(Collected data entries)
<<<<
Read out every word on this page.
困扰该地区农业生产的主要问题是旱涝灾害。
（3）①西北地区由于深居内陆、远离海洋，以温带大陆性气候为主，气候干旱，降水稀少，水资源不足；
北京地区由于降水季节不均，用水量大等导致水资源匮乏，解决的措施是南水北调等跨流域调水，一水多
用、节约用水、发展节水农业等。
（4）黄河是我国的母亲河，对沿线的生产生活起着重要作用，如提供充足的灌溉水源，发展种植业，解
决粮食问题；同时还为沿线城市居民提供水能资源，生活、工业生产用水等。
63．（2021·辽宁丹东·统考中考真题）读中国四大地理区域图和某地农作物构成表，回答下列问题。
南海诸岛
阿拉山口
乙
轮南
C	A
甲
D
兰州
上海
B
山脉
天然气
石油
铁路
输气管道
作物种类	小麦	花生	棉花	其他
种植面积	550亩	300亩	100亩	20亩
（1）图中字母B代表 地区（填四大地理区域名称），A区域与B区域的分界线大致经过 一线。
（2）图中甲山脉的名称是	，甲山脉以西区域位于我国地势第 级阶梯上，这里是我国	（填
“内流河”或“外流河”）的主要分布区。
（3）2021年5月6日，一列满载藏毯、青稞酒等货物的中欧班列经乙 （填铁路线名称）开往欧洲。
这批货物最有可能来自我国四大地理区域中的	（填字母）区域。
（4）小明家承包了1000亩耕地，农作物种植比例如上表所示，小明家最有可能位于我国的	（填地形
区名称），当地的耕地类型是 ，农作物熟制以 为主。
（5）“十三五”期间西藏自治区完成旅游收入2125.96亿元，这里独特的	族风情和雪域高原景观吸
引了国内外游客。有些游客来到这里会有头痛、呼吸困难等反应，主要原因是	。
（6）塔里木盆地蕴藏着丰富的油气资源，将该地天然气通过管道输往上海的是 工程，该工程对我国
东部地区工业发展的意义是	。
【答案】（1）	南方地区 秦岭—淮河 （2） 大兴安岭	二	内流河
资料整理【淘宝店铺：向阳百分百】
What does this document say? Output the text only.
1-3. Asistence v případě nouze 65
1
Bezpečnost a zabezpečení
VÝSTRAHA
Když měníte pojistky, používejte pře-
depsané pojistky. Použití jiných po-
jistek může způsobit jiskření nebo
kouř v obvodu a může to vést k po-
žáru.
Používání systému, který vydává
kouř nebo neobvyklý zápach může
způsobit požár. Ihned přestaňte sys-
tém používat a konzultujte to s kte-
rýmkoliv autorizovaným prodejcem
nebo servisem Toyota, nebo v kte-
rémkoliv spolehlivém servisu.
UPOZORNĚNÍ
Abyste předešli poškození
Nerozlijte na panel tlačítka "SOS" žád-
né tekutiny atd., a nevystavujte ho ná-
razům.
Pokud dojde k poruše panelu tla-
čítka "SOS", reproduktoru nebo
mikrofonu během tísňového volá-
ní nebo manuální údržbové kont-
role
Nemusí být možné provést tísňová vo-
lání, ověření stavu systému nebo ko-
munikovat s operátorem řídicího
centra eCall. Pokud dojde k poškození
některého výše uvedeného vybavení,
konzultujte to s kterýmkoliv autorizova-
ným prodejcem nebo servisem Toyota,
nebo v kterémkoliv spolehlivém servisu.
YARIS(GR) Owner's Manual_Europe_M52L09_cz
>>>>
(DESCRIPTION OF THE TASK)
Give back exactly the lines running from the line containing "What does this" through the end of the material above, both included, and nothing beyond them.

(EXERCISE RESULT)
What does this document say? Output the text only.
1-3. Asistence v případě nouze 65
1
Bezpečnost a zabezpečení
VÝSTRAHA
Když měníte pojistky, používejte pře-
depsané pojistky. Použití jiných po-
jistek může způsobit jiskření nebo
kouř v obvodu a může to vést k po-
žáru.
Používání systému, který vydává
kouř nebo neobvyklý zápach může
způsobit požár. Ihned přestaňte sys-
tém používat a konzultujte to s kte-
rýmkoliv autorizovaným prodejcem
nebo servisem Toyota, nebo v kte-
rémkoliv spolehlivém servisu.
UPOZORNĚNÍ
Abyste předešli poškození
Nerozlijte na panel tlačítka "SOS" žád-
né tekutiny atd., a nevystavujte ho ná-
razům.
Pokud dojde k poruše panelu tla-
čítka "SOS", reproduktoru nebo
mikrofonu během tísňového volá-
ní nebo manuální údržbové kont-
role
Nemusí být možné provést tísňová vo-
lání, ověření stavu systému nebo ko-
munikovat s operátorem řídicího
centra eCall. Pokud dojde k poškození
některého výše uvedeného vybavení,
konzultujte to s kterýmkoliv autorizova-
ným prodejcem nebo servisem Toyota,
nebo v kterémkoliv spolehlivém servisu.
YARIS(GR) Owner's Manual_Europe_M52L09_cz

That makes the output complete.